▶ WHAT THE EXERCISE ASKS
Type out the records that follow, exactly as given.

▶ INPUT ROWS
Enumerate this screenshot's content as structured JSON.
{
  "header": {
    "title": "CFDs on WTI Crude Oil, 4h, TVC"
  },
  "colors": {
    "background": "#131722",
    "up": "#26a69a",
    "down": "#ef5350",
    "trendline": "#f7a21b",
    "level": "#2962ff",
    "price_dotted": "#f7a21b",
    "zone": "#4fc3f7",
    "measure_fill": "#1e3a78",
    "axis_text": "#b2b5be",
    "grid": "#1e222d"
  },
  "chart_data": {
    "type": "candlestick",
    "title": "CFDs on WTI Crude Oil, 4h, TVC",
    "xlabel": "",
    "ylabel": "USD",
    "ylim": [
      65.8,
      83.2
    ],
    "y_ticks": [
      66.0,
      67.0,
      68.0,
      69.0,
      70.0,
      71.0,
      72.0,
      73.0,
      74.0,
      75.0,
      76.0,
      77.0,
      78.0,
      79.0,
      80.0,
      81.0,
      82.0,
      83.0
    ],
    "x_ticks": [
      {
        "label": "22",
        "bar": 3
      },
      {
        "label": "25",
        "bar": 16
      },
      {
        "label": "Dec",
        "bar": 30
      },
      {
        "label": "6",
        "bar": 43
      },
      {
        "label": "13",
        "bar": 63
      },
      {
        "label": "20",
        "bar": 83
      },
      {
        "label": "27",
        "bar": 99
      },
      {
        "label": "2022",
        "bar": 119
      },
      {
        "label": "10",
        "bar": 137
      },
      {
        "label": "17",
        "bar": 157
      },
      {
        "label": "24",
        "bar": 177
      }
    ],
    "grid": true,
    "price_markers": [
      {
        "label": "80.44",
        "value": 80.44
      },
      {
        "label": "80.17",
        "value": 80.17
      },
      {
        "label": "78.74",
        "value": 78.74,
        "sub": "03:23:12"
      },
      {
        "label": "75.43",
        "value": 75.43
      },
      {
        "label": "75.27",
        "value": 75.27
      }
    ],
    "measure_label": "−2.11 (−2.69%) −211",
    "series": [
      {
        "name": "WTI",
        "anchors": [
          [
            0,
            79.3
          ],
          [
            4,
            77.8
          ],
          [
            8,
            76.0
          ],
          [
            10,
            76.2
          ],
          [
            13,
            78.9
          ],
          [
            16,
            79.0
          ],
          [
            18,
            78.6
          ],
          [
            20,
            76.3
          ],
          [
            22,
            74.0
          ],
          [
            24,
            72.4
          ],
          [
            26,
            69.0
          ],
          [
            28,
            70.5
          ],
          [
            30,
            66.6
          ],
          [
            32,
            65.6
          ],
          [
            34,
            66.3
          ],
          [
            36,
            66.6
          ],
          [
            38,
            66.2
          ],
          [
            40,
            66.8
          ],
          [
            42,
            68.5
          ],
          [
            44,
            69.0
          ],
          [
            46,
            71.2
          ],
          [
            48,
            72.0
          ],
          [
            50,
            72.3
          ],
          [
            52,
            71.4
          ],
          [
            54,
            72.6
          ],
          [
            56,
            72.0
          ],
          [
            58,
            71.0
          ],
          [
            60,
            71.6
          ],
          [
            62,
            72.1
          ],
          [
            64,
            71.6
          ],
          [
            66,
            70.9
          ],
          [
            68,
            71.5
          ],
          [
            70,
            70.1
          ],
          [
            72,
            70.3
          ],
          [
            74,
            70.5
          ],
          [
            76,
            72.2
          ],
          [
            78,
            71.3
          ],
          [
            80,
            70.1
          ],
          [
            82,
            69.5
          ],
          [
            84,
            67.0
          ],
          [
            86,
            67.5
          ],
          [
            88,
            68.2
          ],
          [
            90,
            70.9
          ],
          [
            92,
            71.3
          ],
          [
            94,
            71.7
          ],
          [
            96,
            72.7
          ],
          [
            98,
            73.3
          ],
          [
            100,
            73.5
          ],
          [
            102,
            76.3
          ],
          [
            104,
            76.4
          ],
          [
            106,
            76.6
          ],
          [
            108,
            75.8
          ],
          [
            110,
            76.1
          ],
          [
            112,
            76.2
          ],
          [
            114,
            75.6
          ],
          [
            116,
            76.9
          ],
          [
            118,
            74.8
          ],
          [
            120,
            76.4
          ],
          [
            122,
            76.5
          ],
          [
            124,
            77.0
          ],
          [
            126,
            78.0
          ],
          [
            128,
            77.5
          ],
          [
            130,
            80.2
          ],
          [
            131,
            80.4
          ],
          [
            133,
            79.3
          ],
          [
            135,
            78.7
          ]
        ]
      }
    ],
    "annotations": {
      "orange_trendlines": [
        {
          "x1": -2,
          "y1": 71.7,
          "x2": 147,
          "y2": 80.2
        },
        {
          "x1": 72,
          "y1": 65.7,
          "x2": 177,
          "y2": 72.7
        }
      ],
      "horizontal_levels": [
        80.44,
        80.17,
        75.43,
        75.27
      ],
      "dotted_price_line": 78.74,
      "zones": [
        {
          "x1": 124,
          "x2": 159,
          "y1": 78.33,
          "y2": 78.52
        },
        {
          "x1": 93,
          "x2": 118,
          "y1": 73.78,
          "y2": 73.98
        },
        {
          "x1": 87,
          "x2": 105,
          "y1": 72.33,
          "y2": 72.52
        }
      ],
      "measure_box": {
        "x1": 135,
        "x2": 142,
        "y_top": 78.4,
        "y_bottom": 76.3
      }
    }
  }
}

▶ RESPONSE TO THIS EXERCISE
Enumerate this screenshot's content as structured JSON.
{
  "header": {
    "title": "CFDs on WTI Crude Oil, 4h, TVC"
  },
  "colors": {
    "background": "#131722",
    "up": "#26a69a",
    "down": "#ef5350",
    "trendline": "#f7a21b",
    "level": "#2962ff",
    "price_dotted": "#f7a21b",
    "zone": "#4fc3f7",
    "measure_fill": "#1e3a78",
    "axis_text": "#b2b5be",
    "grid": "#1e222d"
  },
  "chart_data": {
    "type": "candlestick",
    "title": "CFDs on WTI Crude Oil, 4h, TVC",
    "xlabel": "",
    "ylabel": "USD",
    "ylim": [
      65.8,
      83.2
    ],
    "y_ticks": [
      66.0,
      67.0,
      68.0,
      69.0,
      70.0,
      71.0,
      72.0,
      73.0,
      74.0,
      75.0,
      76.0,
      77.0,
      78.0,
      79.0,
      80.0,
      81.0,
      82.0,
      83.0
    ],
    "x_ticks": [
      {
        "label": "22",
        "bar": 3
      },
      {
        "label": "25",
        "bar": 16
      },
      {
        "label": "Dec",
        "bar": 30
      },
      {
        "label": "6",
        "bar": 43
      },
      {
        "label": "13",
        "bar": 63
      },
      {
        "label": "20",
        "bar": 83
      },
      {
        "label": "27",
        "bar": 99
      },
      {
        "label": "2022",
        "bar": 119
      },
      {
        "label": "10",
        "bar": 137
      },
      {
        "label": "17",
        "bar": 157
      },
      {
        "label": "24",
        "bar": 177
      }
    ],
    "grid": true,
    "price_markers": [
      {
        "label": "80.44",
        "value": 80.44
      },
      {
        "label": "80.17",
        "value": 80.17
      },
      {
        "label": "78.74",
        "value": 78.74,
        "sub": "03:23:12"
      },
      {
        "label": "75.43",
        "value": 75.43
      },
      {
        "label": "75.27",
        "value": 75.27
      }
    ],
    "measure_label": "−2.11 (−2.69%) −211",
    "series": [
      {
        "name": "WTI",
        "anchors": [
          [
            0,
            79.3
          ],
          [
            4,
            77.8
          ],
          [
            8,
            76.0
          ],
          [
            10,
            76.2
          ],
          [
            13,
            78.9
          ],
          [
            16,
            79.0
          ],
          [
            18,
            78.6
          ],
          [
            20,
            76.3
          ],
          [
            22,
            74.0
          ],
          [
            24,
            72.4
          ],
          [
            26,
            69.0
          ],
          [
            28,
            70.5
          ],
          [
            30,
            66.6
          ],
          [
            32,
            65.6
          ],
          [
            34,
            66.3
          ],
          [
            36,
            66.6
          ],
          [
            38,
            66.2
          ],
          [
            40,
            66.8
          ],
          [
            42,
            68.5
          ],
          [
            44,
            69.0
          ],
          [
            46,
            71.2
          ],
          [
            48,
            72.0
          ],
          [
            50,
            72.3
          ],
          [
            52,
            71.4
          ],
          [
            54,
            72.6
          ],
          [
            56,
            72.0
          ],
          [
            58,
            71.0
          ],
          [
            60,
            71.6
          ],
          [
            62,
            72.1
          ],
          [
            64,
            71.6
          ],
          [
            66,
            70.9
          ],
          [
            68,
            71.5
          ],
          [
            70,
            70.1
          ],
          [
            72,
            70.3
          ],
          [
            74,
            70.5
          ],
          [
            76,
            72.2
          ],
          [
            78,
            71.3
          ],
          [
            80,
            70.1
          ],
          [
            82,
            69.5
          ],
          [
            84,
            67.0
          ],
          [
            86,
            67.5
          ],
          [
            88,
            68.2
          ],
          [
            90,
            70.9
          ],
          [
            92,
            71.3
          ],
          [
            94,
            71.7
          ],
          [
            96,
            72.7
          ],
          [
            98,
            73.3
          ],
          [
            100,
            73.5
          ],
          [
            102,
            76.3
          ],
          [
            104,
            76.4
          ],
          [
            106,
            76.6
          ],
          [
            108,
            75.8
          ],
          [
            110,
            76.1
          ],
          [
            112,
            76.2
          ],
          [
            114,
            75.6
          ],
          [
            116,
            76.9
          ],
          [
            118,
            74.8
          ],
          [
            120,
            76.4
          ],
          [
            122,
            76.5
          ],
          [
            124,
            77.0
          ],
          [
            126,
            78.0
          ],
          [
            128,
            77.5
          ],
          [
            130,
            80.2
          ],
          [
            131,
            80.4
          ],
          [
            133,
            79.3
          ],
          [
            135,
            78.7
          ]
        ]
      }
    ],
    "annotations": {
      "orange_trendlines": [
        {
          "x1": -2,
          "y1": 71.7,
          "x2": 147,
          "y2": 80.2
        },
        {
          "x1": 72,
          "y1": 65.7,
          "x2": 177,
          "y2": 72.7
        }
      ],
      "horizontal_levels": [
        80.44,
        80.17,
        75.43,
        75.27
      ],
      "dotted_price_line": 78.74,
      "zones": [
        {
          "x1": 124,
          "x2": 159,
          "y1": 78.33,
          "y2": 78.52
        },
        {
          "x1": 93,
          "x2": 118,
          "y1": 73.78,
          "y2": 73.98
        },
        {
          "x1": 87,
          "x2": 105,
          "y1": 72.33,
          "y2": 72.52
        }
      ],
      "measure_box": {
        "x1": 135,
        "x2": 142,
        "y_top": 78.4,
        "y_bottom": 76.3
      }
    }
  }
}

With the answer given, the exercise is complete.